Records to use:
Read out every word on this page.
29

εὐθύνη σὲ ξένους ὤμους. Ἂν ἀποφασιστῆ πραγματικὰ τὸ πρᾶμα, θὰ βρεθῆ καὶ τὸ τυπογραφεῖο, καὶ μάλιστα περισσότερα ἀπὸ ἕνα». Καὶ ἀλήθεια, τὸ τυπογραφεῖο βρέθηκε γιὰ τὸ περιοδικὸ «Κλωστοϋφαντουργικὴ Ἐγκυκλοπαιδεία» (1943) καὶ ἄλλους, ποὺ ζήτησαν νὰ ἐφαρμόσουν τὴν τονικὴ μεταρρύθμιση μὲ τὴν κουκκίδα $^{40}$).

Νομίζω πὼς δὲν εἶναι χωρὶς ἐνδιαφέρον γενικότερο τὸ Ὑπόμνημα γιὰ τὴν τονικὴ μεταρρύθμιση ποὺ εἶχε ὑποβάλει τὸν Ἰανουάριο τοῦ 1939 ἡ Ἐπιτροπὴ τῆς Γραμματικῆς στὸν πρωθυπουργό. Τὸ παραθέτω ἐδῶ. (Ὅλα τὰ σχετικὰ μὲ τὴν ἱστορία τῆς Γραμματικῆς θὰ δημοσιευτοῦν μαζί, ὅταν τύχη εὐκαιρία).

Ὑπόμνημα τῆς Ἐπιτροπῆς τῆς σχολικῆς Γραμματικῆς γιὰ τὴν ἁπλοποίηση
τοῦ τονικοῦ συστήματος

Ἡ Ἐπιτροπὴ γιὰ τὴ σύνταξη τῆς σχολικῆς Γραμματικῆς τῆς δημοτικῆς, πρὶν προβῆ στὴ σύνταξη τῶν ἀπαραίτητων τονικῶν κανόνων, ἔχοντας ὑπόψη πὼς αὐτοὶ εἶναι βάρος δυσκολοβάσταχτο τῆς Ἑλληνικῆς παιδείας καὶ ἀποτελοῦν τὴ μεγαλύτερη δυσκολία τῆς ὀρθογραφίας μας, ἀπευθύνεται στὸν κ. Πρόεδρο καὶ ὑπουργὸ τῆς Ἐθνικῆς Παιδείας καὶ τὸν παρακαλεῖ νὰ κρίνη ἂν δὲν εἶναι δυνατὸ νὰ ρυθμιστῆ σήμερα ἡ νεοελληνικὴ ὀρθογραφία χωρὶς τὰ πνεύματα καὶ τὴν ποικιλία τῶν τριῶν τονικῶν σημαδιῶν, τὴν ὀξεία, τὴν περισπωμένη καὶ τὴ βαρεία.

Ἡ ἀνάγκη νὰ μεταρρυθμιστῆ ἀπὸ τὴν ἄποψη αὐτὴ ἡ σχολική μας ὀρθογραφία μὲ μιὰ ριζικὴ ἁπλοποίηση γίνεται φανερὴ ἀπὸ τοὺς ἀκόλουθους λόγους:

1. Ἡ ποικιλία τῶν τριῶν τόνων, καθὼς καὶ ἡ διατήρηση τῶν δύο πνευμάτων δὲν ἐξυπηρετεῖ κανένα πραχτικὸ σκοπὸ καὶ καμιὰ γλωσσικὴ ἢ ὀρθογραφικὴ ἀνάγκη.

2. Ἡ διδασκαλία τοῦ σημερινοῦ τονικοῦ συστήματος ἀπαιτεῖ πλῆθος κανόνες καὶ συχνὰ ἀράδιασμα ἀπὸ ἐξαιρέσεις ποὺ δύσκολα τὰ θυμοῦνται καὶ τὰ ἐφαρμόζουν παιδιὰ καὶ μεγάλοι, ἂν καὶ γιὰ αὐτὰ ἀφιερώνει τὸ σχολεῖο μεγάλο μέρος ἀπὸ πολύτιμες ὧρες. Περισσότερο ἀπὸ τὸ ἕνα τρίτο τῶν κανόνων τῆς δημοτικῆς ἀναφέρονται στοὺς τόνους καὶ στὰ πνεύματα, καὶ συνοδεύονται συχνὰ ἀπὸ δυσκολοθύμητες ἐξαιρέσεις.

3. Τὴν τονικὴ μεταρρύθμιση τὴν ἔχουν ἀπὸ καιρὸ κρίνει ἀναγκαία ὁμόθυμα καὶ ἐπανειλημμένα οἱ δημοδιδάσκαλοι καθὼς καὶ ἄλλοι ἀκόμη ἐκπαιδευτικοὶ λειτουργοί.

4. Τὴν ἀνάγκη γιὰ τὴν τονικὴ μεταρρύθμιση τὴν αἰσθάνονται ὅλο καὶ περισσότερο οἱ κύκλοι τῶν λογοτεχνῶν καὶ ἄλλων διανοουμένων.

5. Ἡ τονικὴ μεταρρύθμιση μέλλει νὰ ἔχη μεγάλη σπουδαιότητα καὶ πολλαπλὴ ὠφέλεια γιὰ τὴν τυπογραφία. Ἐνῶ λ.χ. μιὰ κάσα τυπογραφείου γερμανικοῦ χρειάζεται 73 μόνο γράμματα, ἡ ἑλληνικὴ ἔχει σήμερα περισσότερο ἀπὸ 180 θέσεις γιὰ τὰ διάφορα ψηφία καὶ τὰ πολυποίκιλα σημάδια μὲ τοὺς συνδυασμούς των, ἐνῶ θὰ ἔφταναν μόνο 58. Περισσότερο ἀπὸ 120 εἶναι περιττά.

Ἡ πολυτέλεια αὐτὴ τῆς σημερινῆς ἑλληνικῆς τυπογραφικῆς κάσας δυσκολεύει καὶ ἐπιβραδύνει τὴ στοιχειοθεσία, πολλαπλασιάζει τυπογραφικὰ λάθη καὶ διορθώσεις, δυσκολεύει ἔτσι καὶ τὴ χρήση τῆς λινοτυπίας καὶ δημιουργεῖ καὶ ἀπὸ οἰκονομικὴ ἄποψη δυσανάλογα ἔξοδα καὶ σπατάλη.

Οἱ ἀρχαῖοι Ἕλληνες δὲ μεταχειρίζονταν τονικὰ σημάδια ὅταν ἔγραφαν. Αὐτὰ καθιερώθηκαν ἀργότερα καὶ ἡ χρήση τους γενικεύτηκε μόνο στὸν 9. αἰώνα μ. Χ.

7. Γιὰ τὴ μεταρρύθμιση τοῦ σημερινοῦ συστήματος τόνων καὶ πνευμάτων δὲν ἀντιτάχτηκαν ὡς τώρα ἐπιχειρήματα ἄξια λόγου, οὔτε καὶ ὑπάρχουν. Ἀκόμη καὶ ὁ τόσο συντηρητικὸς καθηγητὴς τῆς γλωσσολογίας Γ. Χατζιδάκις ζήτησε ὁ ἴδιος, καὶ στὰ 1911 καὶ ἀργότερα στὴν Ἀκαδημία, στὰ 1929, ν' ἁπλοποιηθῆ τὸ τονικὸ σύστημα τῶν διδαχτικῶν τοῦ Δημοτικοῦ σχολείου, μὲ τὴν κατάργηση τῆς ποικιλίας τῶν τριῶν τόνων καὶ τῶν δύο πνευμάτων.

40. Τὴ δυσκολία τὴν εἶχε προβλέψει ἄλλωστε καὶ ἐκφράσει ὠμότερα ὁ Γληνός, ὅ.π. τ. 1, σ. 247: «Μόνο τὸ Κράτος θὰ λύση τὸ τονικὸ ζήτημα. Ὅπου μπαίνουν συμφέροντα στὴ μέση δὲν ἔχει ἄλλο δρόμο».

Required work: Each line in the listing above that contains "ἁπλοποίηση" should be copied.

Output for this exercise:
Ὑπόμνημα τῆς Ἐπιτροπῆς τῆς σχολικῆς Γραμματικῆς γιὰ τὴν ἁπλοποίηση
Ἡ ἀνάγκη νὰ μεταρρυθμιστῆ ἀπὸ τὴν ἄποψη αὐτὴ ἡ σχολική μας ὀρθογραφία μὲ μιὰ ριζικὴ ἁπλοποίηση γίνεται φανερὴ ἀπὸ τοὺς ἀκόλουθους λόγους:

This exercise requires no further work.